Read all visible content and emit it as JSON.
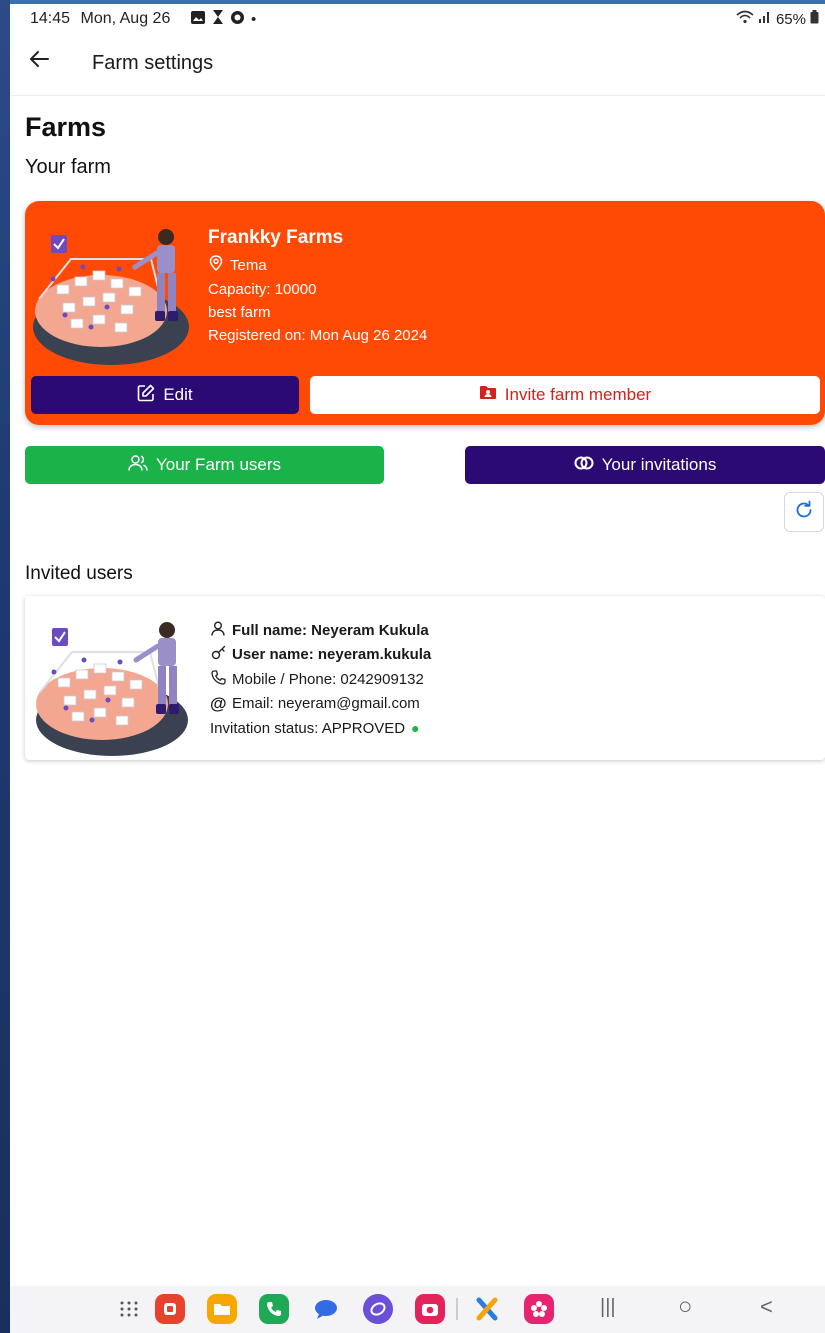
{
  "status": {
    "time": "14:45",
    "date": "Mon, Aug 26",
    "battery": "65%",
    "dot": "•"
  },
  "appbar": {
    "title": "Farm settings"
  },
  "page": {
    "heading": "Farms",
    "subheading": "Your farm"
  },
  "farm": {
    "name": "Frankky Farms",
    "location": "Tema",
    "capacity": "Capacity: 10000",
    "description": "best farm",
    "registered": "Registered on: Mon Aug 26 2024",
    "edit_label": "Edit",
    "invite_label": "Invite farm member",
    "card_color": "#ff4a06"
  },
  "actions": {
    "users_label": "Your Farm users",
    "invitations_label": "Your invitations",
    "users_color": "#19b34a",
    "invitations_color": "#2b0a73"
  },
  "invited": {
    "heading": "Invited users",
    "users": [
      {
        "full_name": "Full name: Neyeram Kukula",
        "user_name": "User name: neyeram.kukula",
        "phone": "Mobile / Phone: 0242909132",
        "email": "Email: neyeram@gmail.com",
        "status": "Invitation status: APPROVED",
        "status_dot": "●"
      }
    ]
  },
  "navbar": {
    "icons": [
      "apps-grid-icon",
      "app-red-icon",
      "app-folder-icon",
      "app-phone-icon",
      "app-messages-icon",
      "app-internet-icon",
      "app-camera-icon",
      "app-x-icon",
      "app-flower-icon"
    ],
    "recents_symbol": "|||",
    "home_symbol": "○",
    "back_symbol": "<"
  }
}
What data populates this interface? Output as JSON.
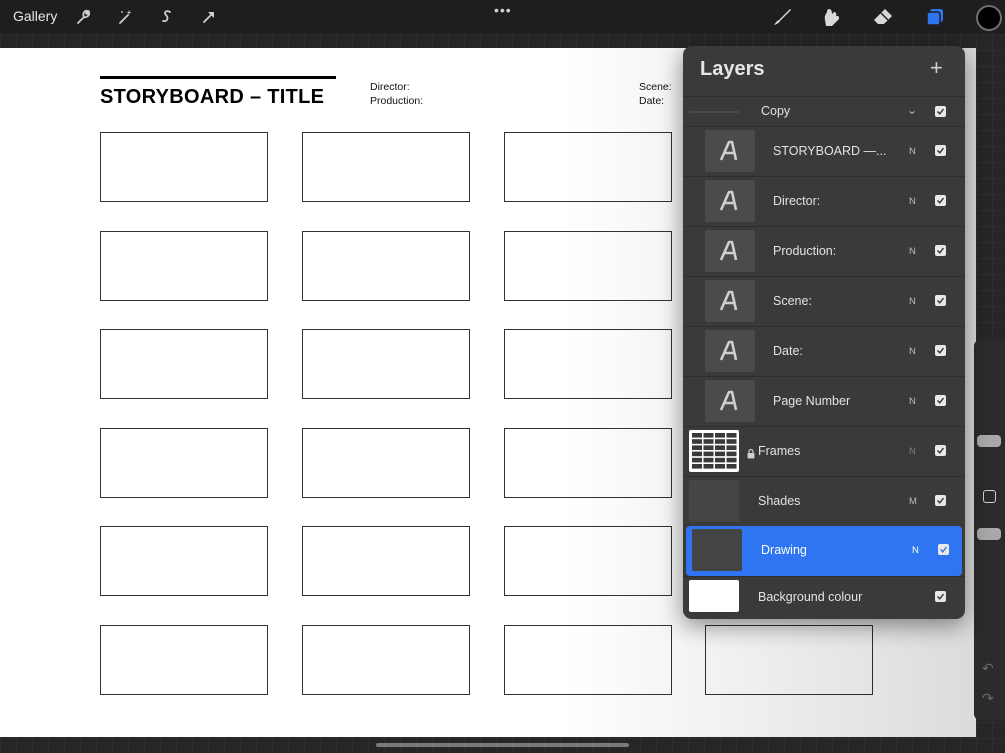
{
  "toolbar": {
    "gallery_label": "Gallery",
    "more_label": "•••",
    "left_tools": [
      "wrench-icon",
      "magic-wand-icon",
      "selection-icon",
      "transform-arrow-icon"
    ],
    "right_tools": [
      "brush-icon",
      "smudge-icon",
      "eraser-icon",
      "layers-icon"
    ],
    "active_tool_color": "#2f74f0",
    "current_color": "#000000"
  },
  "document": {
    "title": "STORYBOARD – TITLE",
    "director_label": "Director:",
    "production_label": "Production:",
    "scene_label": "Scene:",
    "date_label": "Date:",
    "frame_rows": 6,
    "frame_cols": 4
  },
  "layers_panel": {
    "title": "Layers",
    "add_label": "+",
    "group": {
      "name": "Copy",
      "visible": true
    },
    "layers": [
      {
        "name": "STORYBOARD —...",
        "blend": "N",
        "visible": true,
        "type": "text"
      },
      {
        "name": "Director:",
        "blend": "N",
        "visible": true,
        "type": "text"
      },
      {
        "name": "Production:",
        "blend": "N",
        "visible": true,
        "type": "text"
      },
      {
        "name": "Scene:",
        "blend": "N",
        "visible": true,
        "type": "text"
      },
      {
        "name": "Date:",
        "blend": "N",
        "visible": true,
        "type": "text"
      },
      {
        "name": "Page Number",
        "blend": "N",
        "visible": true,
        "type": "text"
      },
      {
        "name": "Frames",
        "blend": "N",
        "visible": true,
        "type": "locked-image"
      },
      {
        "name": "Shades",
        "blend": "M",
        "visible": true,
        "type": "image"
      },
      {
        "name": "Drawing",
        "blend": "N",
        "visible": true,
        "type": "image",
        "selected": true
      },
      {
        "name": "Background colour",
        "blend": "",
        "visible": true,
        "type": "background"
      }
    ],
    "selected_color": "#2f74f0"
  }
}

### What you have to do
Search the listing for the string "JSON". Copy each line where it turns up.

### Exercise output
Read all visible content and emit it as JSON.
What data populates this interface? Output as JSON.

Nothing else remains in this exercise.